PROVIDED MATERIAL

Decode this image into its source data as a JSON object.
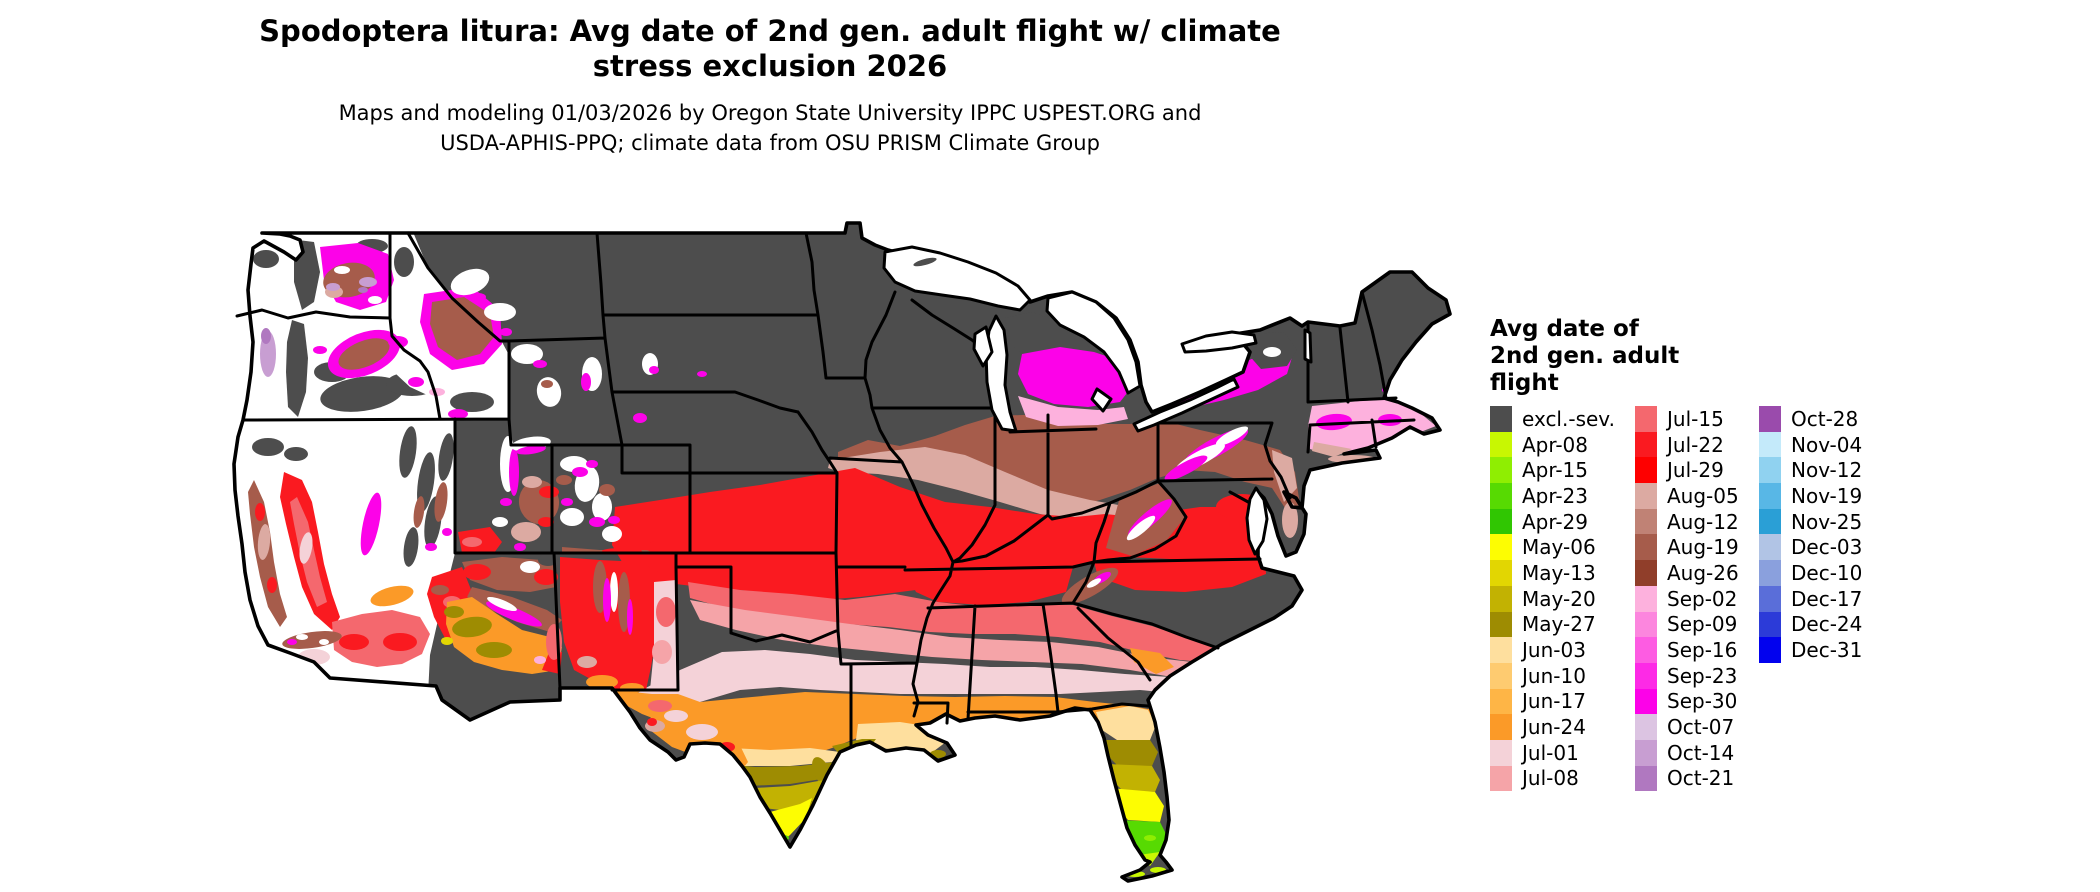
{
  "header": {
    "title": "Spodoptera litura: Avg date of 2nd gen. adult flight w/ climate\nstress exclusion 2026",
    "subtitle": "Maps and modeling 01/03/2026 by Oregon State University IPPC USPEST.ORG and\nUSDA-APHIS-PPQ; climate data from OSU PRISM Climate Group"
  },
  "legend": {
    "title": "Avg date of\n2nd gen. adult\nflight",
    "columns": [
      [
        {
          "label": "excl.-sev.",
          "color": "#4d4d4d"
        },
        {
          "label": "Apr-08",
          "color": "#c8f702"
        },
        {
          "label": "Apr-15",
          "color": "#8fee02"
        },
        {
          "label": "Apr-23",
          "color": "#57da02"
        },
        {
          "label": "Apr-29",
          "color": "#30c602"
        },
        {
          "label": "May-06",
          "color": "#fdfd02"
        },
        {
          "label": "May-13",
          "color": "#e2d602"
        },
        {
          "label": "May-20",
          "color": "#c2b202"
        },
        {
          "label": "May-27",
          "color": "#9e8c02"
        },
        {
          "label": "Jun-03",
          "color": "#fedf9e"
        },
        {
          "label": "Jun-10",
          "color": "#fecb70"
        },
        {
          "label": "Jun-17",
          "color": "#feb546"
        },
        {
          "label": "Jun-24",
          "color": "#fb9a28"
        },
        {
          "label": "Jul-01",
          "color": "#f4d2d8"
        },
        {
          "label": "Jul-08",
          "color": "#f5a4a8"
        }
      ],
      [
        {
          "label": "Jul-15",
          "color": "#f4686e"
        },
        {
          "label": "Jul-22",
          "color": "#fa1a20"
        },
        {
          "label": "Jul-29",
          "color": "#fe0000"
        },
        {
          "label": "Aug-05",
          "color": "#dcaaa2"
        },
        {
          "label": "Aug-12",
          "color": "#c08275"
        },
        {
          "label": "Aug-19",
          "color": "#a65c4b"
        },
        {
          "label": "Aug-26",
          "color": "#903e2a"
        },
        {
          "label": "Sep-02",
          "color": "#fdb1dd"
        },
        {
          "label": "Sep-09",
          "color": "#fc86de"
        },
        {
          "label": "Sep-16",
          "color": "#fd5ce2"
        },
        {
          "label": "Sep-23",
          "color": "#fd2ae6"
        },
        {
          "label": "Sep-30",
          "color": "#fc02e8"
        },
        {
          "label": "Oct-07",
          "color": "#dcc4e2"
        },
        {
          "label": "Oct-14",
          "color": "#c89ed2"
        },
        {
          "label": "Oct-21",
          "color": "#b078c0"
        }
      ],
      [
        {
          "label": "Oct-28",
          "color": "#9a4bac"
        },
        {
          "label": "Nov-04",
          "color": "#c4eafa"
        },
        {
          "label": "Nov-12",
          "color": "#90d2f0"
        },
        {
          "label": "Nov-19",
          "color": "#58b7e6"
        },
        {
          "label": "Nov-25",
          "color": "#2a9fd6"
        },
        {
          "label": "Dec-03",
          "color": "#b1c4e5"
        },
        {
          "label": "Dec-10",
          "color": "#8aa0dd"
        },
        {
          "label": "Dec-17",
          "color": "#5a6ed9"
        },
        {
          "label": "Dec-24",
          "color": "#2c3bd8"
        },
        {
          "label": "Dec-31",
          "color": "#0202ee"
        }
      ]
    ]
  },
  "map": {
    "background_color": "#ffffff",
    "border_color": "#000000",
    "excluded_severe_color": "#4d4d4d"
  }
}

THE PROBLEM
Go through the listing above and list every line that has the word "adult".

ANSWER
    "title": "Spodoptera litura: Avg date of 2nd gen. adult flight w/ climate\nstress exclusion 2026",
    "title": "Avg date of\n2nd gen. adult\nflight",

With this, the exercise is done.